• Problem requirements
Your job is to return every line in the data holding the string "because".

- - - - - - -

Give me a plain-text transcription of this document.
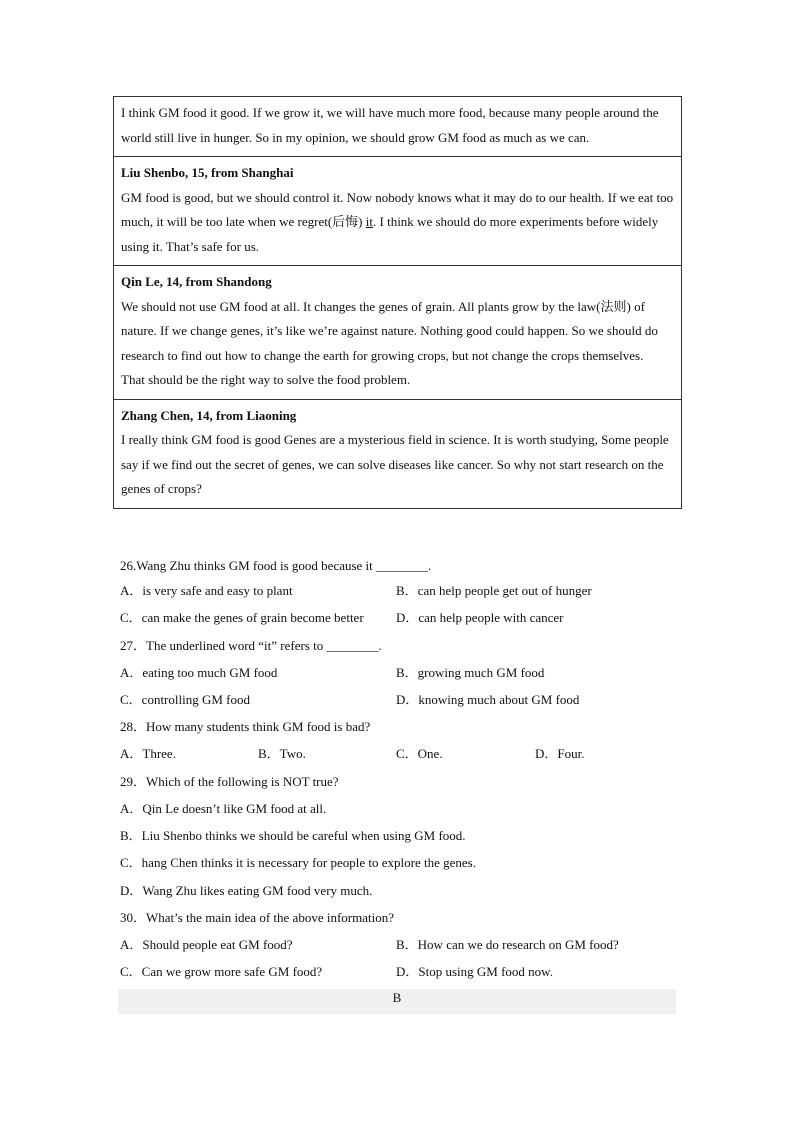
I think GM food it good. If we grow it, we will have much more food, because many people around the world still live in hunger. So in my opinion, we should grow GM food as much as we can.
Liu Shenbo, 15, from Shanghai
GM food is good, but we should control it. Now nobody knows what it may do to our health. If we eat too much, it will be too late when we regret(后悔) it. I think we should do more experiments before widely using it. That’s safe for us.
Qin Le, 14, from Shandong
We should not use GM food at all. It changes the genes of grain. All plants grow by the law(法则) of nature. If we change genes, it’s like we’re against nature. Nothing good could happen. So we should do research to find out how to change the earth for growing crops, but not change the crops themselves.
That should be the right way to solve the food problem.
Zhang Chen, 14, from Liaoning
I really think GM food is good Genes are a mysterious field in science. It is worth studying, Some people say if we find out the secret of genes, we can solve diseases like cancer. So why not start research on the genes of crops?
26.Wang Zhu thinks GM food is good because it ________.
A．is very safe and easy to plant	B．can help people get out of hunger
C．can make the genes of grain become better D．can help people with cancer
27．The underlined word “it” refers to ________.
A．eating too much GM food	B．growing much GM food
C．controlling GM food	D．knowing much about GM food
28．How many students think GM food is bad?
A．Three.	B．Two.	C．One.	D．Four.
29．Which of the following is NOT true?
A．Qin Le doesn’t like GM food at all.
B．Liu Shenbo thinks we should be careful when using GM food.
C．hang Chen thinks it is necessary for people to explore the genes.
D．Wang Zhu likes eating GM food very much.
30．What’s the main idea of the above information?
A．Should people eat GM food?	B．How can we do research on GM food?
C．Can we grow more safe GM food?	D．Stop using GM food now.
B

- - - - - - -

• Exercise solution
I think GM food it good. If we grow it, we will have much more food, because many people around the world still live in hunger. So in my opinion, we should grow GM food as much as we can.
26.Wang Zhu thinks GM food is good because it ________.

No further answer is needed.